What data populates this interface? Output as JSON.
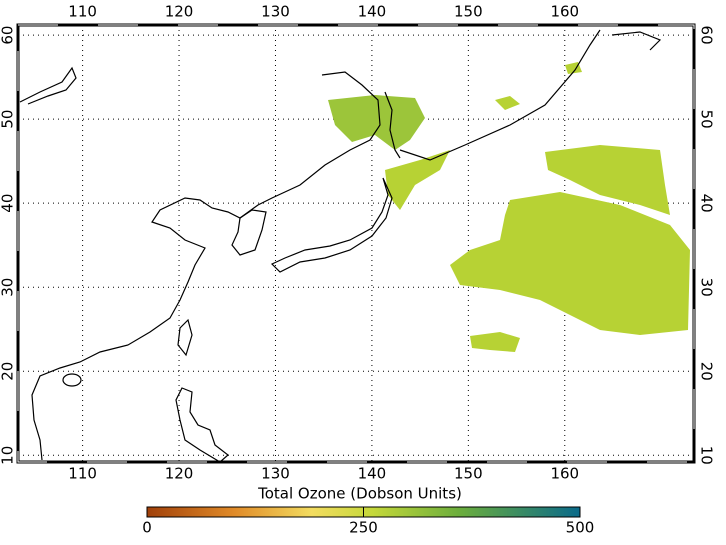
{
  "map": {
    "lonlim": [
      103.3,
      173.4
    ],
    "latlim": [
      9.2,
      61.2
    ],
    "lonticks": [
      110,
      120,
      130,
      140,
      150,
      160
    ],
    "latticks": [
      10,
      20,
      30,
      40,
      50,
      60
    ]
  },
  "colorbar": {
    "title": "Total Ozone (Dobson Units)",
    "lim": [
      0,
      500
    ],
    "ticks": [
      0,
      250,
      500
    ]
  }
}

┄┄┄┄┄┄

TO DO
Repeat the material above word for word and skip every image in it.

RESPONSE
What data populates this interface? Output as JSON.
{
  "map": {
    "lonlim": [
      103.3,
      173.4
    ],
    "latlim": [
      9.2,
      61.2
    ],
    "lonticks": [
      110,
      120,
      130,
      140,
      150,
      160
    ],
    "latticks": [
      10,
      20,
      30,
      40,
      50,
      60
    ]
  },
  "colorbar": {
    "title": "Total Ozone (Dobson Units)",
    "lim": [
      0,
      500
    ],
    "ticks": [
      0,
      250,
      500
    ]
  }
}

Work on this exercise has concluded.